▸ Goal of the exercise: Copy each of the entries below faithfully, setting aside any pictures.

═════ Source data

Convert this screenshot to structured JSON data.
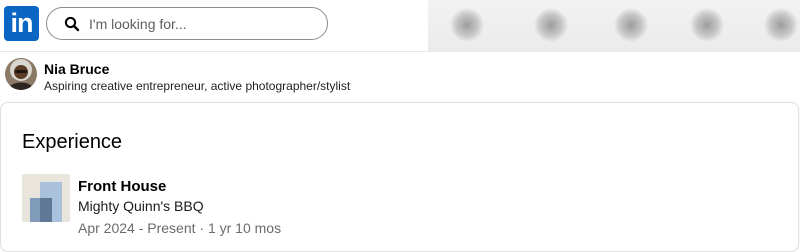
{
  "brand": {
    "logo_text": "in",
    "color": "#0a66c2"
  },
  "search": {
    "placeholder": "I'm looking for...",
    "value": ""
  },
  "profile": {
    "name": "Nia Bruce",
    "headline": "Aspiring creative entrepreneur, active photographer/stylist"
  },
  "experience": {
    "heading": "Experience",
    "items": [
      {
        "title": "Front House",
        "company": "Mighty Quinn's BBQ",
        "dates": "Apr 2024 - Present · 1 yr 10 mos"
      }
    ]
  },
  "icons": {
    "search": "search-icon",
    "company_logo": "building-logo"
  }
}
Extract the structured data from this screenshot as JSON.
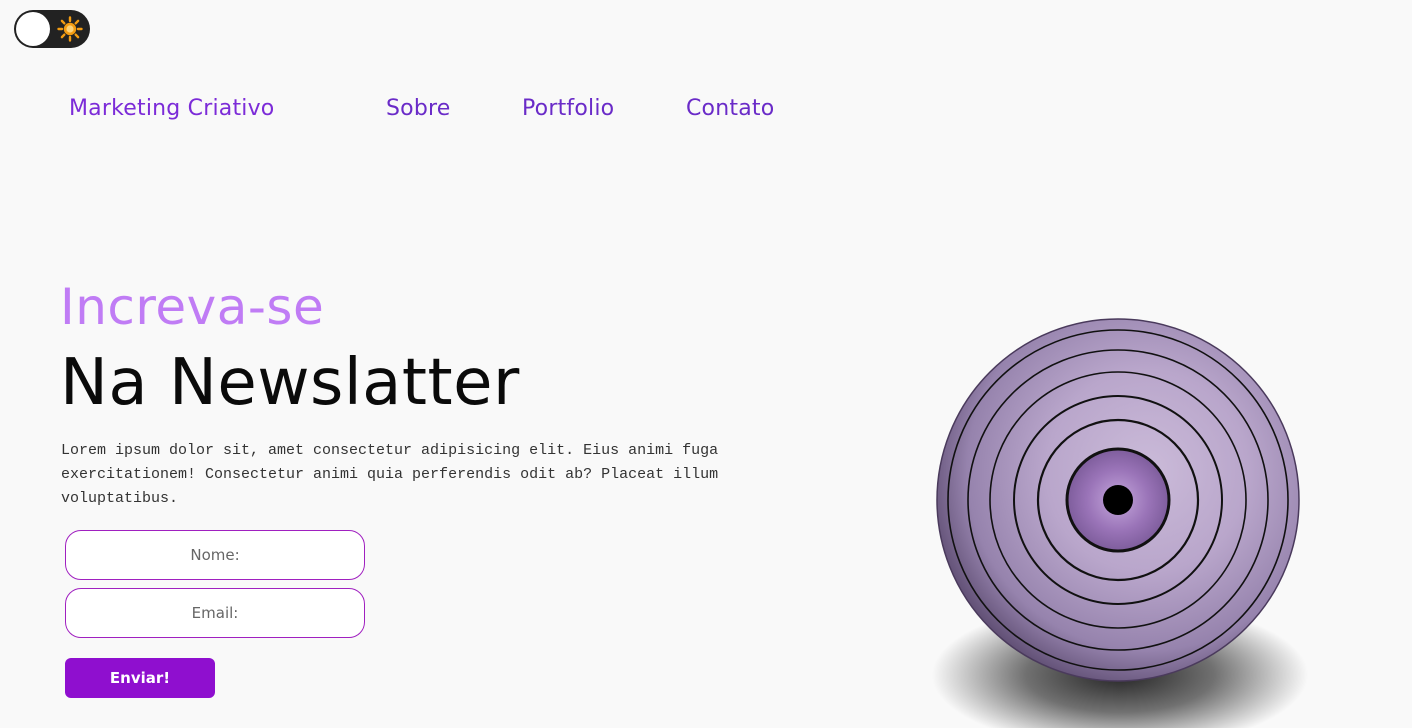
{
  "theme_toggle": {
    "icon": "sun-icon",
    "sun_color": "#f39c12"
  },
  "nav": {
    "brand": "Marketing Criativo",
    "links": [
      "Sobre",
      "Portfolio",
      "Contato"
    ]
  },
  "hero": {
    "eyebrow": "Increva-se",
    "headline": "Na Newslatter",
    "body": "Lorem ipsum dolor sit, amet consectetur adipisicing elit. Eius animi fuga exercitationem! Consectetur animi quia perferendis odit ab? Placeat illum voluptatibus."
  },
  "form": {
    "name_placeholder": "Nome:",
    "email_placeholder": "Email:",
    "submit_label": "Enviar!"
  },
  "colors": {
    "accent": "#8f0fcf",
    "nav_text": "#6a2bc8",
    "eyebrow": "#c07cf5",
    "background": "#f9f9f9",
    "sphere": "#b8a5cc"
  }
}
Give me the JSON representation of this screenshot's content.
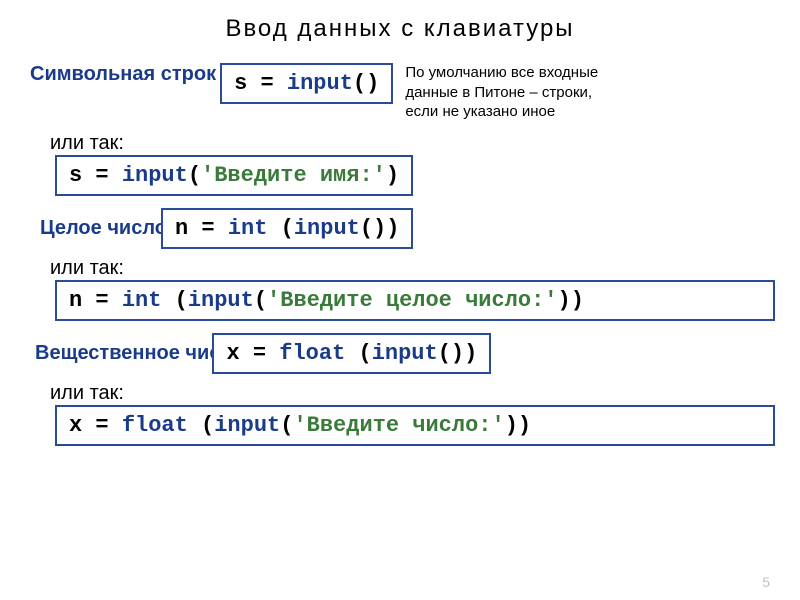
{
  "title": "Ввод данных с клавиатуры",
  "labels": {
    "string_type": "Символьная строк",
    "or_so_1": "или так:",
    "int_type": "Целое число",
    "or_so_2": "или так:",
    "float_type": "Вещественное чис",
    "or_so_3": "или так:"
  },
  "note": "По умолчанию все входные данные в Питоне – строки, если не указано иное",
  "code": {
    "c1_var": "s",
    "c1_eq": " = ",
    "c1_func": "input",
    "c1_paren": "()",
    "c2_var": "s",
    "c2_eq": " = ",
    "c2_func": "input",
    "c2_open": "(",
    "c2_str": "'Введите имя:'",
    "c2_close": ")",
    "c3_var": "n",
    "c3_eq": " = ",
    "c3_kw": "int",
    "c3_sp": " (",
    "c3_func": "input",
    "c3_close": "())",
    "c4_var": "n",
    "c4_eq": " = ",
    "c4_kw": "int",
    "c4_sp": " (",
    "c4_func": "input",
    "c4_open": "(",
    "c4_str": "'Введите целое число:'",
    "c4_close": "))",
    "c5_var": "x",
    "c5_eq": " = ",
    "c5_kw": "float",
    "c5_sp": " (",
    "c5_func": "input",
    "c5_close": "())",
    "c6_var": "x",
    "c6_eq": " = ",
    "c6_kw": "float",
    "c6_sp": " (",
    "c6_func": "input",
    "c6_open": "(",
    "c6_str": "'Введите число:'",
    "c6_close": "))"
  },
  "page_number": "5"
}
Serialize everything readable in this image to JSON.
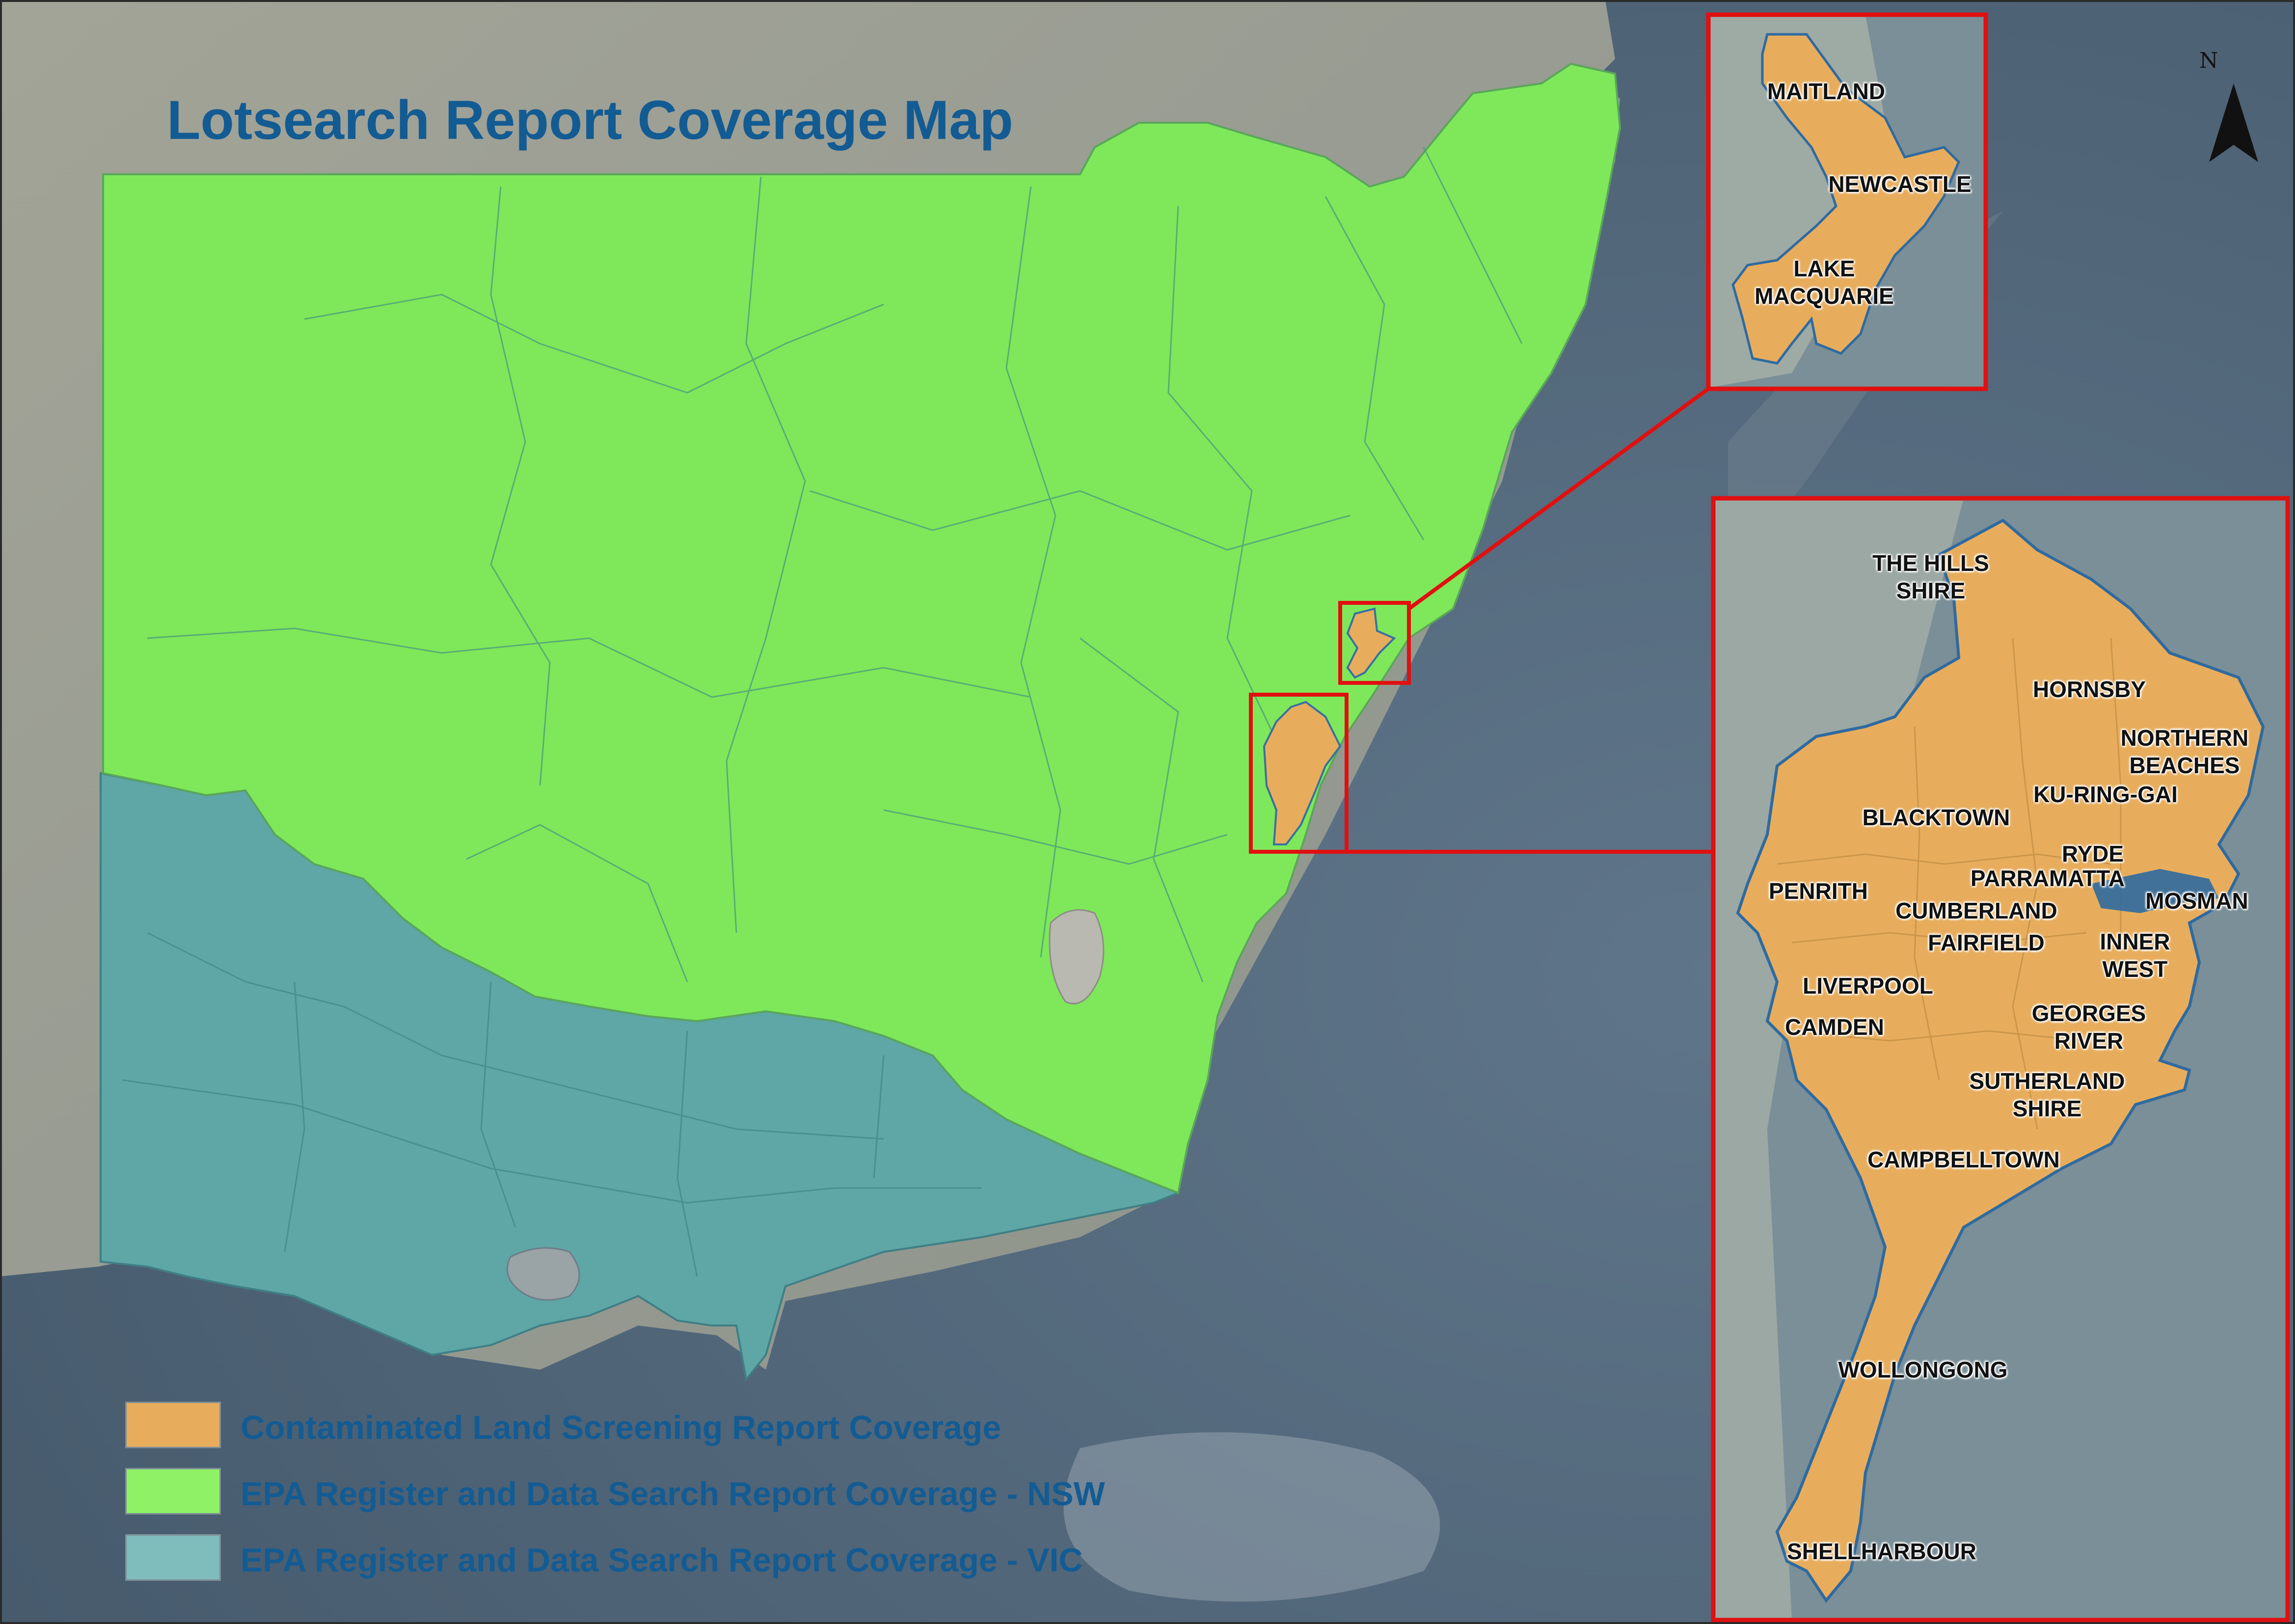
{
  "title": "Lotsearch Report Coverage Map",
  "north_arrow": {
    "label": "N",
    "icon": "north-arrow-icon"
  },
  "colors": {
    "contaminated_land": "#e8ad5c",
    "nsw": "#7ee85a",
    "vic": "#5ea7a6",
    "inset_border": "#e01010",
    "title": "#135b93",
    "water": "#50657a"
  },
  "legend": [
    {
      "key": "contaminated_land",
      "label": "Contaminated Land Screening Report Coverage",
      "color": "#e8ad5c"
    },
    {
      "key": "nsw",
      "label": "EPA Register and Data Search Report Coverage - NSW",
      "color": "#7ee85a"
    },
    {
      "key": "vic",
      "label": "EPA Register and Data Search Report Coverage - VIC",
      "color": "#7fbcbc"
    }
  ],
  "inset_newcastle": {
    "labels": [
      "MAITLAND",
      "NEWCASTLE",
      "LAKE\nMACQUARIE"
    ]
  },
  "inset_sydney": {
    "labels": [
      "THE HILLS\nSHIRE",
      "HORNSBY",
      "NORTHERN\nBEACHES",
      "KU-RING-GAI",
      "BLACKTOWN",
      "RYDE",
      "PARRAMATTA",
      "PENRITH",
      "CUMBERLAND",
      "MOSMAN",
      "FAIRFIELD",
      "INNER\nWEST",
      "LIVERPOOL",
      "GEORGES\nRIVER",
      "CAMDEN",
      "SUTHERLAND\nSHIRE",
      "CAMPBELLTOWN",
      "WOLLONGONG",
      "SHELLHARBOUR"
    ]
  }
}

══════════

▸ Final result:
Convert this screenshot to structured JSON data.
{
  "brand": {
    "logo_text": "in",
    "color": "#0a66c2"
  },
  "search": {
    "placeholder": "I'm looking for...",
    "value": ""
  },
  "profile": {
    "name": "Nia Bruce",
    "headline": "Aspiring creative entrepreneur, active photographer/stylist"
  },
  "experience": {
    "heading": "Experience",
    "items": [
      {
        "title": "Front House",
        "company": "Mighty Quinn's BBQ",
        "dates": "Apr 2024 - Present · 1 yr 10 mos"
      }
    ]
  },
  "icons": {
    "search": "search-icon",
    "company_logo": "building-logo"
  }
}
Extract the structured data from this screenshot as JSON.
{
  "theme_toggle": {
    "icon": "sun-icon",
    "sun_color": "#f39c12"
  },
  "nav": {
    "brand": "Marketing Criativo",
    "links": [
      "Sobre",
      "Portfolio",
      "Contato"
    ]
  },
  "hero": {
    "eyebrow": "Increva-se",
    "headline": "Na Newslatter",
    "body": "Lorem ipsum dolor sit, amet consectetur adipisicing elit. Eius animi fuga exercitationem! Consectetur animi quia perferendis odit ab? Placeat illum voluptatibus."
  },
  "form": {
    "name_placeholder": "Nome:",
    "email_placeholder": "Email:",
    "submit_label": "Enviar!"
  },
  "colors": {
    "accent": "#8f0fcf",
    "nav_text": "#6a2bc8",
    "eyebrow": "#c07cf5",
    "background": "#f9f9f9",
    "sphere": "#b8a5cc"
  }
}
Give me the JSON representation of this screenshot's content.
{
  "title": "Ввод данных с клавиатуры",
  "labels": {
    "string_type": "Символьная строк",
    "or_so_1": "или так:",
    "int_type": "Целое число",
    "or_so_2": "или так:",
    "float_type": "Вещественное чис",
    "or_so_3": "или так:"
  },
  "note": "По умолчанию все входные данные в Питоне – строки, если не указано иное",
  "code": {
    "c1_var": "s",
    "c1_eq": " = ",
    "c1_func": "input",
    "c1_paren": "()",
    "c2_var": "s",
    "c2_eq": " = ",
    "c2_func": "input",
    "c2_open": "(",
    "c2_str": "'Введите имя:'",
    "c2_close": ")",
    "c3_var": "n",
    "c3_eq": " = ",
    "c3_kw": "int",
    "c3_sp": " (",
    "c3_func": "input",
    "c3_close": "())",
    "c4_var": "n",
    "c4_eq": " = ",
    "c4_kw": "int",
    "c4_sp": " (",
    "c4_func": "input",
    "c4_open": "(",
    "c4_str": "'Введите целое число:'",
    "c4_close": "))",
    "c5_var": "x",
    "c5_eq": " = ",
    "c5_kw": "float",
    "c5_sp": " (",
    "c5_func": "input",
    "c5_close": "())",
    "c6_var": "x",
    "c6_eq": " = ",
    "c6_kw": "float",
    "c6_sp": " (",
    "c6_func": "input",
    "c6_open": "(",
    "c6_str": "'Введите число:'",
    "c6_close": "))"
  },
  "page_number": "5"
}
Serialize everything readable in this image to JSON.
{
  "title": "Lotsearch Report Coverage Map",
  "north_arrow": {
    "label": "N",
    "icon": "north-arrow-icon"
  },
  "colors": {
    "contaminated_land": "#e8ad5c",
    "nsw": "#7ee85a",
    "vic": "#5ea7a6",
    "inset_border": "#e01010",
    "title": "#135b93",
    "water": "#50657a"
  },
  "legend": [
    {
      "key": "contaminated_land",
      "label": "Contaminated Land Screening Report Coverage",
      "color": "#e8ad5c"
    },
    {
      "key": "nsw",
      "label": "EPA Register and Data Search Report Coverage - NSW",
      "color": "#7ee85a"
    },
    {
      "key": "vic",
      "label": "EPA Register and Data Search Report Coverage - VIC",
      "color": "#7fbcbc"
    }
  ],
  "inset_newcastle": {
    "labels": [
      "MAITLAND",
      "NEWCASTLE",
      "LAKE\nMACQUARIE"
    ]
  },
  "inset_sydney": {
    "labels": [
      "THE HILLS\nSHIRE",
      "HORNSBY",
      "NORTHERN\nBEACHES",
      "KU-RING-GAI",
      "BLACKTOWN",
      "RYDE",
      "PARRAMATTA",
      "PENRITH",
      "CUMBERLAND",
      "MOSMAN",
      "FAIRFIELD",
      "INNER\nWEST",
      "LIVERPOOL",
      "GEORGES\nRIVER",
      "CAMDEN",
      "SUTHERLAND\nSHIRE",
      "CAMPBELLTOWN",
      "WOLLONGONG",
      "SHELLHARBOUR"
    ]
  }
}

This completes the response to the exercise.